## Work to complete
Keep only the lines of the data below that contain "撮影距離", and copy them.

--- begin Exercise materials ---

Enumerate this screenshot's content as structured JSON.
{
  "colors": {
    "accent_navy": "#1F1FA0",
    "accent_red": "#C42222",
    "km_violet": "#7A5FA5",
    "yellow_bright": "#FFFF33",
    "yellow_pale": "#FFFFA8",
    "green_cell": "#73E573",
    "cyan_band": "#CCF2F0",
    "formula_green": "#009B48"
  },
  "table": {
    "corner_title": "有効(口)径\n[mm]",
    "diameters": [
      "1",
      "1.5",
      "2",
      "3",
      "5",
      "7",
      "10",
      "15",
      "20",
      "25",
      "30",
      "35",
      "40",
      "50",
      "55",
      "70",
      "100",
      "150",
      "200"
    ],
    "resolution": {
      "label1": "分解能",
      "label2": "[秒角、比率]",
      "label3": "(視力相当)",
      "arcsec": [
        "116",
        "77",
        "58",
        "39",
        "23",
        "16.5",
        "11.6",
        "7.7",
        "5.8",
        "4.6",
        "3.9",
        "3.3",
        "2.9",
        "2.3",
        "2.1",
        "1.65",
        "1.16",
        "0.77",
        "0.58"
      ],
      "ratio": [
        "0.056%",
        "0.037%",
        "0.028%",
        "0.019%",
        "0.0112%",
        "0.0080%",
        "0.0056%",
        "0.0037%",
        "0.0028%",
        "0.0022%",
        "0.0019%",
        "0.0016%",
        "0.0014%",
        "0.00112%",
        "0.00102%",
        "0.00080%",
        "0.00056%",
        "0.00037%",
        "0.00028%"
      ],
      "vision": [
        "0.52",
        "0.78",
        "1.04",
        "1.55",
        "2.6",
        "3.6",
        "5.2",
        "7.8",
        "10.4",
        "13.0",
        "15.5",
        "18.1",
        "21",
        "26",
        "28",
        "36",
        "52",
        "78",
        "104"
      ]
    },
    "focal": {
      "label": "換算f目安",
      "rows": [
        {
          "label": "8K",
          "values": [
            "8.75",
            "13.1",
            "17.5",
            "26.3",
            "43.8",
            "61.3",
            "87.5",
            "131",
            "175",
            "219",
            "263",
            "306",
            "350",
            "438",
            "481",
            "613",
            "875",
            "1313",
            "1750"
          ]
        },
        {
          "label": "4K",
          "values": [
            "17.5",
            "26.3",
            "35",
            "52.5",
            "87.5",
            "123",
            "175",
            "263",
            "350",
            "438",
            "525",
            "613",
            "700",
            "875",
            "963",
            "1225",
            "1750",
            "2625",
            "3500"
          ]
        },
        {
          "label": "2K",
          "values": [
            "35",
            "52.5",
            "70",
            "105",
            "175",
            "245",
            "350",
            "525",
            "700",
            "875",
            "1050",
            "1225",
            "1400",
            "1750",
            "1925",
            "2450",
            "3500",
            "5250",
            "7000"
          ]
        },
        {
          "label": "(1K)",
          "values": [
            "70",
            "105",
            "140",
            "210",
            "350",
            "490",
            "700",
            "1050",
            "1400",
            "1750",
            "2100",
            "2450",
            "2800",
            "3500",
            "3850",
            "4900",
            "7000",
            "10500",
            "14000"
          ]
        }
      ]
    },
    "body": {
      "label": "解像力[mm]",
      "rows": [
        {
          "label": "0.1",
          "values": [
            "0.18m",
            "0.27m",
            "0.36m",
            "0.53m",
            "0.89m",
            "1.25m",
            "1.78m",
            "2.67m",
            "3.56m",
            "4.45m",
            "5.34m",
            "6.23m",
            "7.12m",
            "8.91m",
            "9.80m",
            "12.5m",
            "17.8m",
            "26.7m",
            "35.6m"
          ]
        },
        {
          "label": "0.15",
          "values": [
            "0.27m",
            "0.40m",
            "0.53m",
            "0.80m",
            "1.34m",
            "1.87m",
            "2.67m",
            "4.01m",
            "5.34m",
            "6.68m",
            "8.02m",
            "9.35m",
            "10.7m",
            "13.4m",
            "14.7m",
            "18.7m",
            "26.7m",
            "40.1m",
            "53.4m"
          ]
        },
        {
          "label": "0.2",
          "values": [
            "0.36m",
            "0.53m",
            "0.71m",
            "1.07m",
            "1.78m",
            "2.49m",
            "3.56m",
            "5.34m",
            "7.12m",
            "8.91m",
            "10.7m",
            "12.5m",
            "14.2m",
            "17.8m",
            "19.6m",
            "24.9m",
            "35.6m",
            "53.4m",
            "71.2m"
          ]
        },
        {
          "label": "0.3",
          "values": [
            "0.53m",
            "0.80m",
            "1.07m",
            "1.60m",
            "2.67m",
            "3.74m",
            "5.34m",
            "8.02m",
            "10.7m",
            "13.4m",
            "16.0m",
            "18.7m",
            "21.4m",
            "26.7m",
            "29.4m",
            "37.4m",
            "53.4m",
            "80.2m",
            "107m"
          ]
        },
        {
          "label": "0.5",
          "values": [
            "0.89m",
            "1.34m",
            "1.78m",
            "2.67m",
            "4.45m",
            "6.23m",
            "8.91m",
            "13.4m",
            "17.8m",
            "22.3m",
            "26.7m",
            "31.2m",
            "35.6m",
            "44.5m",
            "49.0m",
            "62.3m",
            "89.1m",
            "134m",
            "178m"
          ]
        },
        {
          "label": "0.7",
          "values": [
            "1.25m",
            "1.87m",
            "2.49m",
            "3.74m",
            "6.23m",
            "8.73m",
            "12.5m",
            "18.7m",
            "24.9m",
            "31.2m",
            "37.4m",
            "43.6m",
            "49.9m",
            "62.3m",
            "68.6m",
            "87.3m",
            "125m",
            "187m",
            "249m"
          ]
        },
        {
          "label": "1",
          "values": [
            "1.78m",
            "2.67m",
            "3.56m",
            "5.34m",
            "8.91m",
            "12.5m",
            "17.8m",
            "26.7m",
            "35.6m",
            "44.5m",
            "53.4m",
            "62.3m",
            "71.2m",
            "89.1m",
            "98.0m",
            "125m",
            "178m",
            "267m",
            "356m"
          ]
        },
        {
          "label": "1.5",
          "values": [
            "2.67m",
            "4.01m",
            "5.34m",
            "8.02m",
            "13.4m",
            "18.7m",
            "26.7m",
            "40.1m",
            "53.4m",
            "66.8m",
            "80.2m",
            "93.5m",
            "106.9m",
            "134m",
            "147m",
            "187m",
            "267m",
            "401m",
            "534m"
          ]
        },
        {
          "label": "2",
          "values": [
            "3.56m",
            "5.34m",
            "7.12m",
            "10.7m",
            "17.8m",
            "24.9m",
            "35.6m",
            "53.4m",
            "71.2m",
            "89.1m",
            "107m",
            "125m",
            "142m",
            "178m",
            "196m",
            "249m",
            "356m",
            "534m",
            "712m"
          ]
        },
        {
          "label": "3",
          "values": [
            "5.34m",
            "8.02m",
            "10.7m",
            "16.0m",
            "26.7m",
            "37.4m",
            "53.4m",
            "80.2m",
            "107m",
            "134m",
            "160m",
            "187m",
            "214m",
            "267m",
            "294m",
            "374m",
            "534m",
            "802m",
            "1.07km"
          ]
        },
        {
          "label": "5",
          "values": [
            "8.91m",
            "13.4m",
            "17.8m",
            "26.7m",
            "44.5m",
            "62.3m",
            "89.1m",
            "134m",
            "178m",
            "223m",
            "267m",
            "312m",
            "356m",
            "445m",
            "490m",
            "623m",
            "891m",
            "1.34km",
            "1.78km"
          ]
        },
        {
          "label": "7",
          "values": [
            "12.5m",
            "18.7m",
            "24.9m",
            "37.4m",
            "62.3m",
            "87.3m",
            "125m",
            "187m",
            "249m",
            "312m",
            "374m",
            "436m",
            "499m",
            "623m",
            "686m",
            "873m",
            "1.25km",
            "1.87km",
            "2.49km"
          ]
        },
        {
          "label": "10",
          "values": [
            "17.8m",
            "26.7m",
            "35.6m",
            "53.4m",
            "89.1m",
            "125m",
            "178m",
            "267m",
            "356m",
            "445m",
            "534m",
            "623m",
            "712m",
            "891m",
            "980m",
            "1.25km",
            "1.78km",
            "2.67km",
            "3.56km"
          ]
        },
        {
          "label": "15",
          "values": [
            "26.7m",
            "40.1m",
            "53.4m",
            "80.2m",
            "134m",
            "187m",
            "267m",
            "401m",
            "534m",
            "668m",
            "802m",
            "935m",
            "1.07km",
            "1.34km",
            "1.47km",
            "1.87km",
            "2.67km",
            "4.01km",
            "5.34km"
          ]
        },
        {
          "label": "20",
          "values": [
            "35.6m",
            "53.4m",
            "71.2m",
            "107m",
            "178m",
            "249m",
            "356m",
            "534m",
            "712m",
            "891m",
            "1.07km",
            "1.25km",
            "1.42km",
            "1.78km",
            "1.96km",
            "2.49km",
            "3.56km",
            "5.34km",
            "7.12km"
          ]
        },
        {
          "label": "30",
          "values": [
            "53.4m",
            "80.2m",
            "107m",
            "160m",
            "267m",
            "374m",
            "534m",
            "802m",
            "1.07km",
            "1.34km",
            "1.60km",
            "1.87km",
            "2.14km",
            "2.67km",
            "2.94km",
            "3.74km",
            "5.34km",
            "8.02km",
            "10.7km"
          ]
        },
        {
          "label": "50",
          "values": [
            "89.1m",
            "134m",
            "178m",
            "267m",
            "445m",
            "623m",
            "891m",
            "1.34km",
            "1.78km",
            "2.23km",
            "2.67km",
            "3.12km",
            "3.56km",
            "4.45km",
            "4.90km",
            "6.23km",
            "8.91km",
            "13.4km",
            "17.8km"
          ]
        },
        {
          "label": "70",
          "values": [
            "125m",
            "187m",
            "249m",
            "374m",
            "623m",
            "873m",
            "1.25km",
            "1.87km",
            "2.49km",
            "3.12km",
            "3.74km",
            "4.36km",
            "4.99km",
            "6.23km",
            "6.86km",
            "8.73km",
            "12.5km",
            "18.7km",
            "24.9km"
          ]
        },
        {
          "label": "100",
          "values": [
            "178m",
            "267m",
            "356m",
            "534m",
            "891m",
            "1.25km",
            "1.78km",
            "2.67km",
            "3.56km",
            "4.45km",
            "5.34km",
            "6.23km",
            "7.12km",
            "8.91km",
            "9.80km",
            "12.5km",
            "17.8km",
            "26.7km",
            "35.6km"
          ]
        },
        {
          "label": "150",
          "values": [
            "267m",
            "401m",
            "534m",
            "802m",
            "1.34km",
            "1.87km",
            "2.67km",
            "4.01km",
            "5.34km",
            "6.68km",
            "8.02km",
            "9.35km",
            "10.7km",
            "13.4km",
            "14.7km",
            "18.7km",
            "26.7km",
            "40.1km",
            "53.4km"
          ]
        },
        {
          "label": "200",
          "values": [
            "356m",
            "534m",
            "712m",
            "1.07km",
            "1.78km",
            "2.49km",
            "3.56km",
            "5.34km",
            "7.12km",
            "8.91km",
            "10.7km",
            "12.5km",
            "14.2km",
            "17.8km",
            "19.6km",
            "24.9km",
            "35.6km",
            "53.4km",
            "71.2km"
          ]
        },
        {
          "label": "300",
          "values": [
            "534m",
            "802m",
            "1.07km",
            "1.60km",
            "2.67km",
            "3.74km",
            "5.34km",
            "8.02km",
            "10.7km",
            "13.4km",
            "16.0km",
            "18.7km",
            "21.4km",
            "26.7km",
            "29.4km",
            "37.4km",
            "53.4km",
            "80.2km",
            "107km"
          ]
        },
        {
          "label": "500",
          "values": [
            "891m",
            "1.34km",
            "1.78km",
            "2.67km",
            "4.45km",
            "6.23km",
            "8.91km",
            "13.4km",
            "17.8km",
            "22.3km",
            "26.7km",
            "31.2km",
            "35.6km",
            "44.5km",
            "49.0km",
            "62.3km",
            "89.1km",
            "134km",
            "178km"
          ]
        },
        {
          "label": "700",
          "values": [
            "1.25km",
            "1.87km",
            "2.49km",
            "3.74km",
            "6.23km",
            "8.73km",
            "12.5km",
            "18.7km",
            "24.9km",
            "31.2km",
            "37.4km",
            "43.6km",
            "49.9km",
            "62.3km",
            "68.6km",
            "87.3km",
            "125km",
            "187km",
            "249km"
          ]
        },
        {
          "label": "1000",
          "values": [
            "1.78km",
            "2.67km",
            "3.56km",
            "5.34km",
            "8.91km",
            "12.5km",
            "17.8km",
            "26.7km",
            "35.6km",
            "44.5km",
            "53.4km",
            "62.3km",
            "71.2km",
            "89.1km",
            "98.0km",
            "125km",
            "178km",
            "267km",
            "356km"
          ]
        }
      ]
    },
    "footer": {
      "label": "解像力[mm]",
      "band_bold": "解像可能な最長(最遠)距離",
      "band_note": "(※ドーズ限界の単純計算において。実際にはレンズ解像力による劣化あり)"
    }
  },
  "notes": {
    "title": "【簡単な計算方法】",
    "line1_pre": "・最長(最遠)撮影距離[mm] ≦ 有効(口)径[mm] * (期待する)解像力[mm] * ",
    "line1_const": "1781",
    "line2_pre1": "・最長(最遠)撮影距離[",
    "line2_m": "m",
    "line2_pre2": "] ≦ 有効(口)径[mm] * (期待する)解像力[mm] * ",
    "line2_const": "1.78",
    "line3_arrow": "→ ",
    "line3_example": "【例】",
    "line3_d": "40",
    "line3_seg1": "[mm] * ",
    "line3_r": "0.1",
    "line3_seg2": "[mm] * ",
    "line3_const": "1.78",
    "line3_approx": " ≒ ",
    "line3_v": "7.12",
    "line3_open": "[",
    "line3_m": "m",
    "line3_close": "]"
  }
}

--- end Exercise materials ---

## Result of the task
    "line1_pre": "・最長(最遠)撮影距離[mm] ≦ 有効(口)径[mm] * (期待する)解像力[mm] * ",
    "line2_pre1": "・最長(最遠)撮影距離[",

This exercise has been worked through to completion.